▶ [EXERCISE DIRECTIONS]:
Gather up all lines that carry the word "Miguel".

BEGIN RECORDS TO USE

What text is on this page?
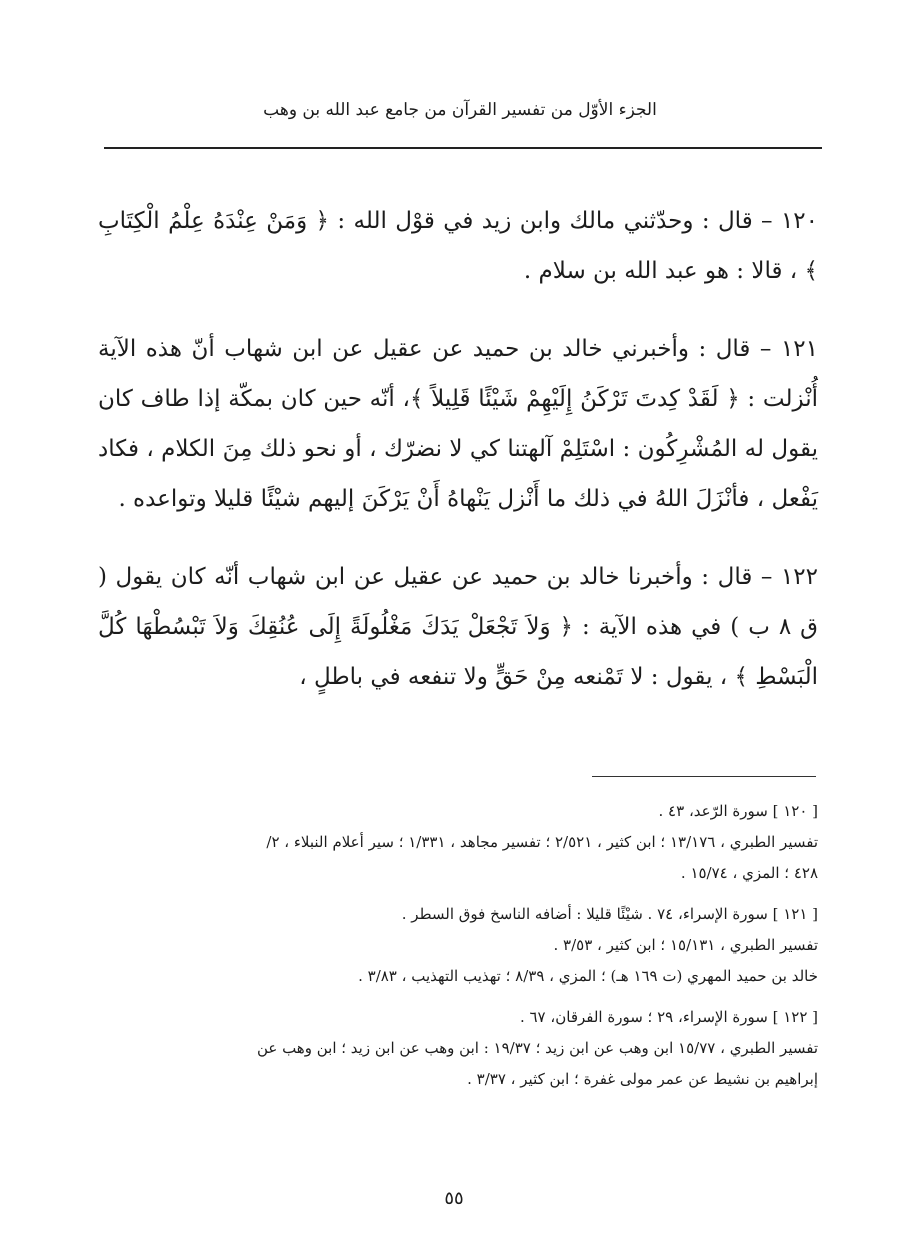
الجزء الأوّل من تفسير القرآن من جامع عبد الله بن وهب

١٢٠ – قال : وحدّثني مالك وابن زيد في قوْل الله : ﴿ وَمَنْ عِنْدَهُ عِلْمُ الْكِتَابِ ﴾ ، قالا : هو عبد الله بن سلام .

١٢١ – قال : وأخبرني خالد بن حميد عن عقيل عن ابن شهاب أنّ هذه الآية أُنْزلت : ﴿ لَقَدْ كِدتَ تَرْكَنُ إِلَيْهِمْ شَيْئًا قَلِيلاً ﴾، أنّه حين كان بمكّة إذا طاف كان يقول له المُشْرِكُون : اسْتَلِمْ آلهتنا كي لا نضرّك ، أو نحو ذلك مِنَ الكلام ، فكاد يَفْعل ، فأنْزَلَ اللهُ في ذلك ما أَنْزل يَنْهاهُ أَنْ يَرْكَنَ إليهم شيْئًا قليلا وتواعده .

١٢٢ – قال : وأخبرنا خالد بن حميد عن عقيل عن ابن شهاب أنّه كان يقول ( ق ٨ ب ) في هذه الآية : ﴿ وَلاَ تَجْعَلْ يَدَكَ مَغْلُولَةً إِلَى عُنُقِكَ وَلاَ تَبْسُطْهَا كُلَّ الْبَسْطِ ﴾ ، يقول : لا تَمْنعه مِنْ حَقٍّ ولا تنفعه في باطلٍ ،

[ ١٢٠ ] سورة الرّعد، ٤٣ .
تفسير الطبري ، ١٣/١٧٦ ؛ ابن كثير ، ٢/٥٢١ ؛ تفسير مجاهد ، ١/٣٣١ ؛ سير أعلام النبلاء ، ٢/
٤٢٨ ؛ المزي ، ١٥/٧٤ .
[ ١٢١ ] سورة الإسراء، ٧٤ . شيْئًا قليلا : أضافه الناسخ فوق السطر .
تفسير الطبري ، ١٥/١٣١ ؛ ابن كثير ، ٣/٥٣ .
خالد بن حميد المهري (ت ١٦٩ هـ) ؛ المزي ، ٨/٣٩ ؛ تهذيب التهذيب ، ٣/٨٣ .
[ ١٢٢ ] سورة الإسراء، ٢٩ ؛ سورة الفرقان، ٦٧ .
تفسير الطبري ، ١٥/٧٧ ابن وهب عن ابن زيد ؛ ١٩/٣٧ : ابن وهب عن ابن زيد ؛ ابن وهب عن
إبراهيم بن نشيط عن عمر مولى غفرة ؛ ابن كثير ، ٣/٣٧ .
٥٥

END RECORDS TO USE
BEGIN RECORDS TO USE

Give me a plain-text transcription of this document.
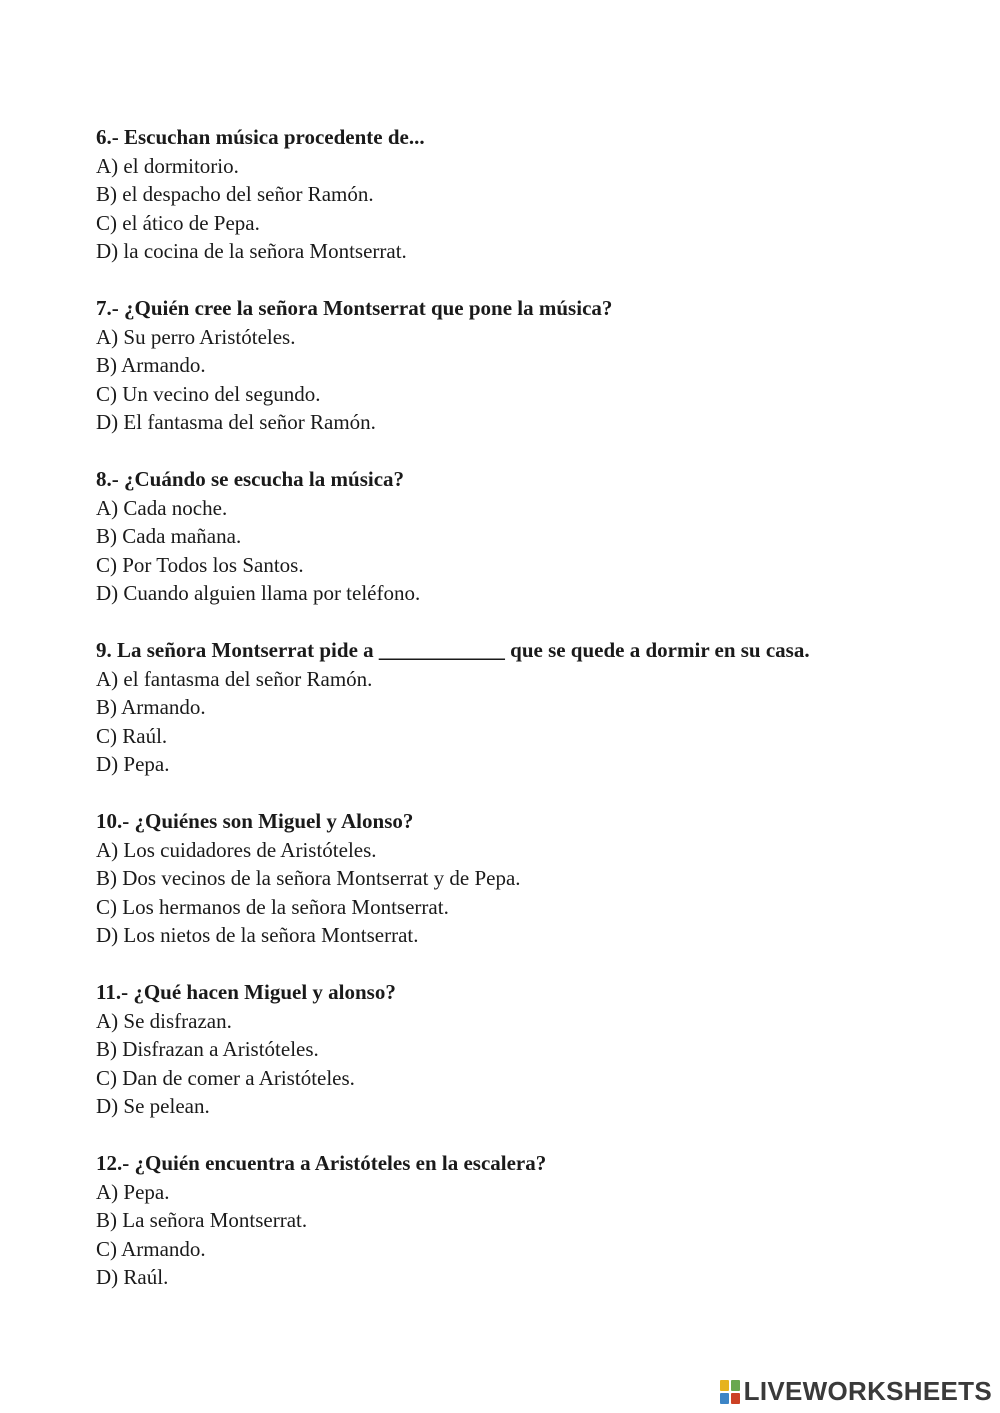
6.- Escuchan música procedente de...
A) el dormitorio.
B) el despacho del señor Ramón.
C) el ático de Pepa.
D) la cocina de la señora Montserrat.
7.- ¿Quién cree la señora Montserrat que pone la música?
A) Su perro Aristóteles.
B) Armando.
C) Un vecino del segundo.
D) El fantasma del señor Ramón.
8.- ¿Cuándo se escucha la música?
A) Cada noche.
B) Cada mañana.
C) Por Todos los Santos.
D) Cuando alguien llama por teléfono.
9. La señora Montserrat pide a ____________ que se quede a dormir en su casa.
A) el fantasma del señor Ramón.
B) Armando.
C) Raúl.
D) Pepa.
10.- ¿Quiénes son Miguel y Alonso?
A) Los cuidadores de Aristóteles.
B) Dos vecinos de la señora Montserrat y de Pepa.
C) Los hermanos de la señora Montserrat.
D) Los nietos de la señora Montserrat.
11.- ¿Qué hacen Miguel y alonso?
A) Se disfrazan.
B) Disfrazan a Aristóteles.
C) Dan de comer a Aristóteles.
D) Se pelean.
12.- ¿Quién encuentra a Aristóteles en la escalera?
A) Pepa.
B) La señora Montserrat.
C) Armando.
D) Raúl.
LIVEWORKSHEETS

END RECORDS TO USE
BEGIN RECORDS TO USE

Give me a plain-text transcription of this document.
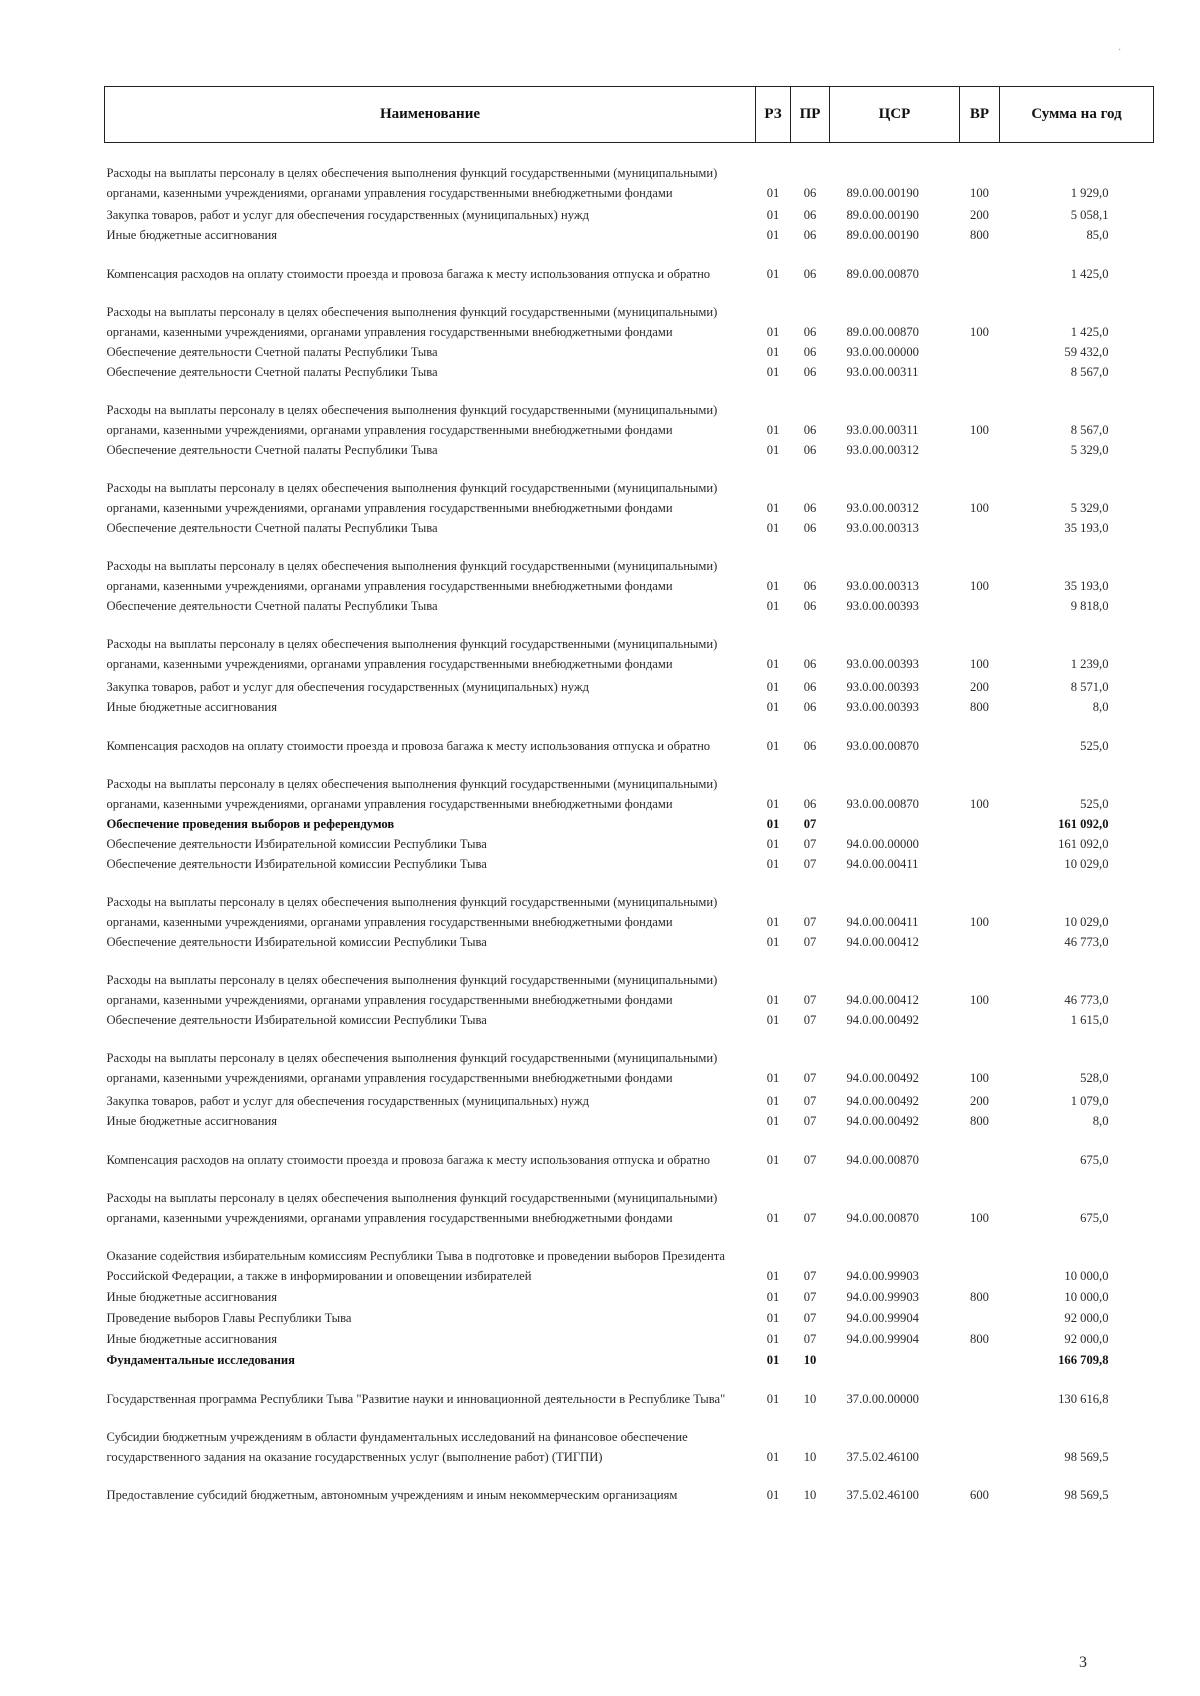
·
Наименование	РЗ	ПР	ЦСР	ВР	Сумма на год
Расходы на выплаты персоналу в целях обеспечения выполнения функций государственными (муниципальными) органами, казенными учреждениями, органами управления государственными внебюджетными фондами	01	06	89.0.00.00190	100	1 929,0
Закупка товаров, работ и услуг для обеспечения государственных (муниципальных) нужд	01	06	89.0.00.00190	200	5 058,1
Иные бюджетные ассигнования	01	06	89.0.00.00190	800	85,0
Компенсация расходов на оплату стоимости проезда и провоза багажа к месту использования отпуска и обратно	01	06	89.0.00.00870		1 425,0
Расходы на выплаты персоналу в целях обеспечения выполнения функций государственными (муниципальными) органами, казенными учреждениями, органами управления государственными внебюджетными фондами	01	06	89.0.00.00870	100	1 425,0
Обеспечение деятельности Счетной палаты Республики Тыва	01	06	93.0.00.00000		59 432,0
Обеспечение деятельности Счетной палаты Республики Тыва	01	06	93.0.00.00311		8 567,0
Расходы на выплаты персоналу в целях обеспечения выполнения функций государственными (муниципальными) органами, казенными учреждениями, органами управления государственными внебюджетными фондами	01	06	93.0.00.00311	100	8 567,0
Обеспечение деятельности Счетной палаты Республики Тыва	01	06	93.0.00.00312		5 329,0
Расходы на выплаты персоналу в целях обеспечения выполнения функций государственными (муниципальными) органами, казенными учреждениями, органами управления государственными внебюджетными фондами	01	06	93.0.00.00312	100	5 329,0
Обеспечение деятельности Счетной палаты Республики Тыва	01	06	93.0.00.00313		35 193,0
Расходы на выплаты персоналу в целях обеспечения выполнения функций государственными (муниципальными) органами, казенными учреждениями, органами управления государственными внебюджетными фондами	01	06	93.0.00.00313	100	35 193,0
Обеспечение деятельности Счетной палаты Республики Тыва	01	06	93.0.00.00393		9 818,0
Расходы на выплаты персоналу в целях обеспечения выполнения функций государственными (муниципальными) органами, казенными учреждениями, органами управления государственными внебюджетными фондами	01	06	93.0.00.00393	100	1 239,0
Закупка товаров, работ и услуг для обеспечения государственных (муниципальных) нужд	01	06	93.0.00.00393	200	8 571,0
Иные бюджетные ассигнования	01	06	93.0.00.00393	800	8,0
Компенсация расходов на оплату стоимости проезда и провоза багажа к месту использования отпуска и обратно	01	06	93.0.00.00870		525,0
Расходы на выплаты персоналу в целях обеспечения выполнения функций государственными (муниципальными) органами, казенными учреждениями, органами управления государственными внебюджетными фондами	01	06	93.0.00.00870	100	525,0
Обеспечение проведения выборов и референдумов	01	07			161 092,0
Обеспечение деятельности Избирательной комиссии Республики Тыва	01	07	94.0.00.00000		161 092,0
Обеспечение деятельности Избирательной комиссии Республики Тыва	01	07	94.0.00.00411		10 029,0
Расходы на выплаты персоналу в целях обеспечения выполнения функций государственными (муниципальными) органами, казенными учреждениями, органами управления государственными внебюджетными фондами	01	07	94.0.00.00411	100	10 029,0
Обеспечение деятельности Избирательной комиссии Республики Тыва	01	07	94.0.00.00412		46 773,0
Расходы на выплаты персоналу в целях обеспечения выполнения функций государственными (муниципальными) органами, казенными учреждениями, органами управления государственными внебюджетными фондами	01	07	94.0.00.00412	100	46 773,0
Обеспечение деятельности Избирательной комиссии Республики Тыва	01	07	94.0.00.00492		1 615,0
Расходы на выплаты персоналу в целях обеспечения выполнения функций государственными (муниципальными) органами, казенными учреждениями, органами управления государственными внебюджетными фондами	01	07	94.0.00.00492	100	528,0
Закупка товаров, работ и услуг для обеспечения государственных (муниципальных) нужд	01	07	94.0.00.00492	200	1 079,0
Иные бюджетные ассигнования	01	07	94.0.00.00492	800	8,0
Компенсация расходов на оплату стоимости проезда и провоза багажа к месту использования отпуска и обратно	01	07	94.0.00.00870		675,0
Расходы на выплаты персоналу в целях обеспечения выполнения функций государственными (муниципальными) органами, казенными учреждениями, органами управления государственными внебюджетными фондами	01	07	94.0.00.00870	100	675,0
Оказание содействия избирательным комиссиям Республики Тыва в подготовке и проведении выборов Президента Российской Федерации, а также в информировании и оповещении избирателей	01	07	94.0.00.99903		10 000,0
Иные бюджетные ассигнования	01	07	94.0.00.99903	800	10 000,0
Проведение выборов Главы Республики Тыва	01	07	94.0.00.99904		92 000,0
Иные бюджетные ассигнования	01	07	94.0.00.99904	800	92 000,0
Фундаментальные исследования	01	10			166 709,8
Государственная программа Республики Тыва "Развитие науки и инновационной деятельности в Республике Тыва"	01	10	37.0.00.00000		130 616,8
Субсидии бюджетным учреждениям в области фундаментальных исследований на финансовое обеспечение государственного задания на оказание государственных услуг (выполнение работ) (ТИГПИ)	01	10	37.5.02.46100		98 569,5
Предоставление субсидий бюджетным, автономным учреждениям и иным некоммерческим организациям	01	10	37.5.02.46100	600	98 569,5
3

END RECORDS TO USE

▶ [SOLUTION TO THIS EXERCISE]:
10.- ¿Quiénes son Miguel y Alonso?
11.- ¿Qué hacen Miguel y alonso?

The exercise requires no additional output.